TO DO -
Transcribe the material in full. Nothing should differ except that the pictures are left out.

+++

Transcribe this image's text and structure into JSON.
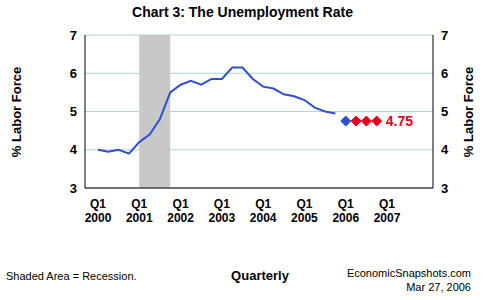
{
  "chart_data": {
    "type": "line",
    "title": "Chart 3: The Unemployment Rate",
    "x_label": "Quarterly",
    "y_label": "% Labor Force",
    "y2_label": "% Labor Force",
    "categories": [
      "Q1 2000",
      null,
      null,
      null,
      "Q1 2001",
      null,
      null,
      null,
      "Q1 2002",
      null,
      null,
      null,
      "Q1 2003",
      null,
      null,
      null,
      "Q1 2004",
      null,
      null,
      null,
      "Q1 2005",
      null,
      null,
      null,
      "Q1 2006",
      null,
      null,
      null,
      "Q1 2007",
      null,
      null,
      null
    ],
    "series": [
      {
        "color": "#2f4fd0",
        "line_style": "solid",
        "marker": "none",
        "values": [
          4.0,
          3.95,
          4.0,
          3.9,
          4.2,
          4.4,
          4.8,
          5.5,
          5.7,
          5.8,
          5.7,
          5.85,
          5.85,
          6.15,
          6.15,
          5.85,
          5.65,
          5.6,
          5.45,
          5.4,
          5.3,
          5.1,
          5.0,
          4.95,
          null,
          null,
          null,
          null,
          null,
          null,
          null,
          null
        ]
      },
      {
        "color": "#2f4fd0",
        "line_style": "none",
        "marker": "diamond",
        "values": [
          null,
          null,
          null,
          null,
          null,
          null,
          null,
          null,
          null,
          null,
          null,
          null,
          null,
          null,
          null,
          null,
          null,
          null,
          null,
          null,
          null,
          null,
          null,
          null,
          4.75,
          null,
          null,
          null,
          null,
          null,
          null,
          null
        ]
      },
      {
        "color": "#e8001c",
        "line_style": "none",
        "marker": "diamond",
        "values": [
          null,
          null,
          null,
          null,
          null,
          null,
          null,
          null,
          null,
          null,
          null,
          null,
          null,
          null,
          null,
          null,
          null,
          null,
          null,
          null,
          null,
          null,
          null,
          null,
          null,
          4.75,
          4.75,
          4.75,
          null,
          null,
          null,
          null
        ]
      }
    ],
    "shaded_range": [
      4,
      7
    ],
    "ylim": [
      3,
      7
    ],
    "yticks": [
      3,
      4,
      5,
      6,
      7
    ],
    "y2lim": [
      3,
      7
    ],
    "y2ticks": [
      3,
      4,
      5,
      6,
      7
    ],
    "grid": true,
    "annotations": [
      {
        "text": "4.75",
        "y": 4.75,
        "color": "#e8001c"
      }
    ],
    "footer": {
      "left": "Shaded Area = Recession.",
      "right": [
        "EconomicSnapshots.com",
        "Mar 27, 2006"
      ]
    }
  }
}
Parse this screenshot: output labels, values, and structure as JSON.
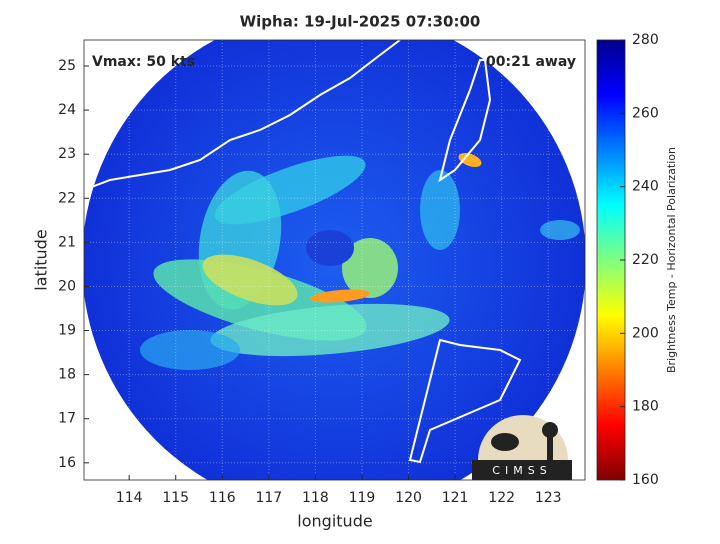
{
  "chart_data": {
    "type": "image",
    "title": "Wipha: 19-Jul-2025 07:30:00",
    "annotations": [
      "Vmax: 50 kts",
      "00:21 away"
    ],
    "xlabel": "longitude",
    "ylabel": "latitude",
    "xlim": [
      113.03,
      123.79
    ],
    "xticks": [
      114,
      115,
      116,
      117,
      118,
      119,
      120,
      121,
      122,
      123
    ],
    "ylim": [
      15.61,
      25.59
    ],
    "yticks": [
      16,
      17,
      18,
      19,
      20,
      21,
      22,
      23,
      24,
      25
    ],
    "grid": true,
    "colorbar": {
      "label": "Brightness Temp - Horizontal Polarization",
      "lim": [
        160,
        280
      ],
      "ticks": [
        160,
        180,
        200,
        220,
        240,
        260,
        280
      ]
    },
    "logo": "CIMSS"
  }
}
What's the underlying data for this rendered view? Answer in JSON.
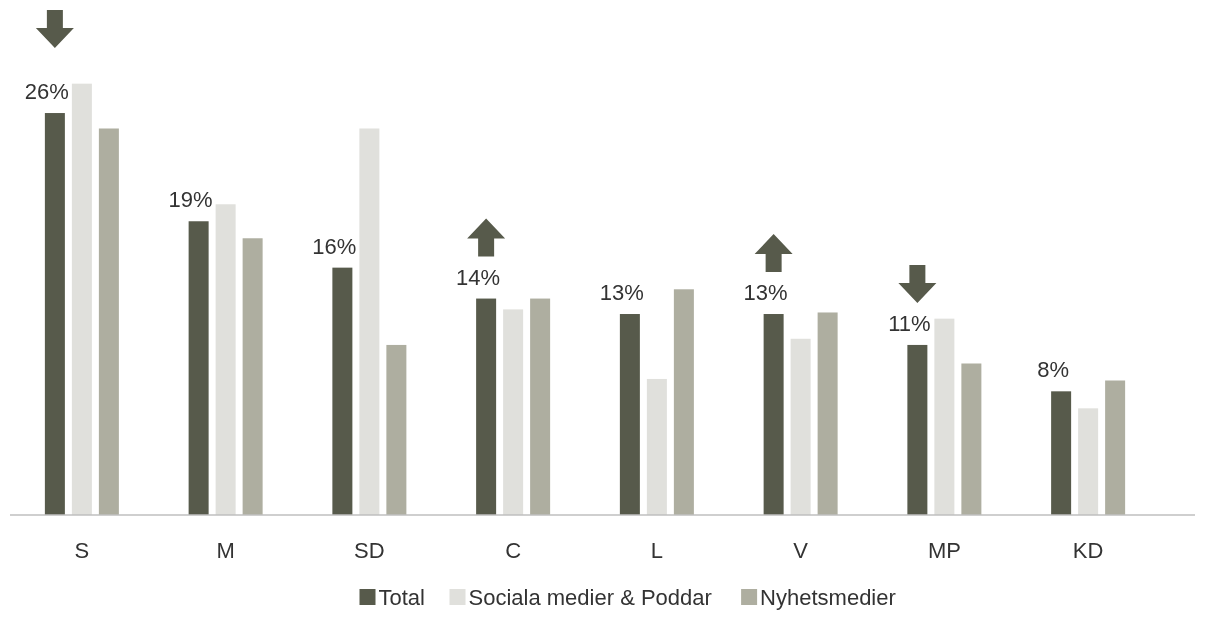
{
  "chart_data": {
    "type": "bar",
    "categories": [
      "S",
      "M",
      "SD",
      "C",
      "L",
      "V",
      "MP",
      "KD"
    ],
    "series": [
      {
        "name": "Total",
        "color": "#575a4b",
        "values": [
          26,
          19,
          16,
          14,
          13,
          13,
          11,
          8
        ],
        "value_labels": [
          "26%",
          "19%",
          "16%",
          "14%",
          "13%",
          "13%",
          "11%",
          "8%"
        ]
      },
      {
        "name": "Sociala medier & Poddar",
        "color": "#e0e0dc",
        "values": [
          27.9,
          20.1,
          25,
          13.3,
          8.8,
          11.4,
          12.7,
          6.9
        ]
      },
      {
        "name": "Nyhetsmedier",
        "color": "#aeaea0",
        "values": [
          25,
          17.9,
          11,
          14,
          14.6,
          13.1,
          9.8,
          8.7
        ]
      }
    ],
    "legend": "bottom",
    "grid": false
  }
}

+++

EXERCISE SOLUTION -
Transcribe this image's text and structure into JSON.
{
  "chart_data": {
    "type": "line",
    "title": "Chart 3: The Unemployment Rate",
    "x_label": "Quarterly",
    "y_label": "% Labor Force",
    "y2_label": "% Labor Force",
    "categories": [
      "Q1 2000",
      null,
      null,
      null,
      "Q1 2001",
      null,
      null,
      null,
      "Q1 2002",
      null,
      null,
      null,
      "Q1 2003",
      null,
      null,
      null,
      "Q1 2004",
      null,
      null,
      null,
      "Q1 2005",
      null,
      null,
      null,
      "Q1 2006",
      null,
      null,
      null,
      "Q1 2007",
      null,
      null,
      null
    ],
    "series": [
      {
        "color": "#2f4fd0",
        "line_style": "solid",
        "marker": "none",
        "values": [
          4.0,
          3.95,
          4.0,
          3.9,
          4.2,
          4.4,
          4.8,
          5.5,
          5.7,
          5.8,
          5.7,
          5.85,
          5.85,
          6.15,
          6.15,
          5.85,
          5.65,
          5.6,
          5.45,
          5.4,
          5.3,
          5.1,
          5.0,
          4.95,
          null,
          null,
          null,
          null,
          null,
          null,
          null,
          null
        ]
      },
      {
        "color": "#2f4fd0",
        "line_style": "none",
        "marker": "diamond",
        "values": [
          null,
          null,
          null,
          null,
          null,
          null,
          null,
          null,
          null,
          null,
          null,
          null,
          null,
          null,
          null,
          null,
          null,
          null,
          null,
          null,
          null,
          null,
          null,
          null,
          4.75,
          null,
          null,
          null,
          null,
          null,
          null,
          null
        ]
      },
      {
        "color": "#e8001c",
        "line_style": "none",
        "marker": "diamond",
        "values": [
          null,
          null,
          null,
          null,
          null,
          null,
          null,
          null,
          null,
          null,
          null,
          null,
          null,
          null,
          null,
          null,
          null,
          null,
          null,
          null,
          null,
          null,
          null,
          null,
          null,
          4.75,
          4.75,
          4.75,
          null,
          null,
          null,
          null
        ]
      }
    ],
    "shaded_range": [
      4,
      7
    ],
    "ylim": [
      3,
      7
    ],
    "yticks": [
      3,
      4,
      5,
      6,
      7
    ],
    "y2lim": [
      3,
      7
    ],
    "y2ticks": [
      3,
      4,
      5,
      6,
      7
    ],
    "grid": true,
    "annotations": [
      {
        "text": "4.75",
        "y": 4.75,
        "color": "#e8001c"
      }
    ],
    "footer": {
      "left": "Shaded Area = Recession.",
      "right": [
        "EconomicSnapshots.com",
        "Mar 27, 2006"
      ]
    }
  }
}
Parse this screenshot: output labels, values, and structure as JSON.
{
  "chart_data": {
    "type": "image",
    "title": "Wipha: 19-Jul-2025 07:30:00",
    "annotations": [
      "Vmax: 50 kts",
      "00:21 away"
    ],
    "xlabel": "longitude",
    "ylabel": "latitude",
    "xlim": [
      113.03,
      123.79
    ],
    "xticks": [
      114,
      115,
      116,
      117,
      118,
      119,
      120,
      121,
      122,
      123
    ],
    "ylim": [
      15.61,
      25.59
    ],
    "yticks": [
      16,
      17,
      18,
      19,
      20,
      21,
      22,
      23,
      24,
      25
    ],
    "grid": true,
    "colorbar": {
      "label": "Brightness Temp - Horizontal Polarization",
      "lim": [
        160,
        280
      ],
      "ticks": [
        160,
        180,
        200,
        220,
        240,
        260,
        280
      ]
    },
    "logo": "CIMSS"
  }
}
What's the underlying data for this rendered view? Answer in JSON.
{
  "chart_data": {
    "type": "bar",
    "categories": [
      "S",
      "M",
      "SD",
      "C",
      "L",
      "V",
      "MP",
      "KD"
    ],
    "series": [
      {
        "name": "Total",
        "color": "#575a4b",
        "values": [
          26,
          19,
          16,
          14,
          13,
          13,
          11,
          8
        ],
        "value_labels": [
          "26%",
          "19%",
          "16%",
          "14%",
          "13%",
          "13%",
          "11%",
          "8%"
        ]
      },
      {
        "name": "Sociala medier & Poddar",
        "color": "#e0e0dc",
        "values": [
          27.9,
          20.1,
          25,
          13.3,
          8.8,
          11.4,
          12.7,
          6.9
        ]
      },
      {
        "name": "Nyhetsmedier",
        "color": "#aeaea0",
        "values": [
          25,
          17.9,
          11,
          14,
          14.6,
          13.1,
          9.8,
          8.7
        ]
      }
    ],
    "legend": "bottom",
    "grid": false
  }
}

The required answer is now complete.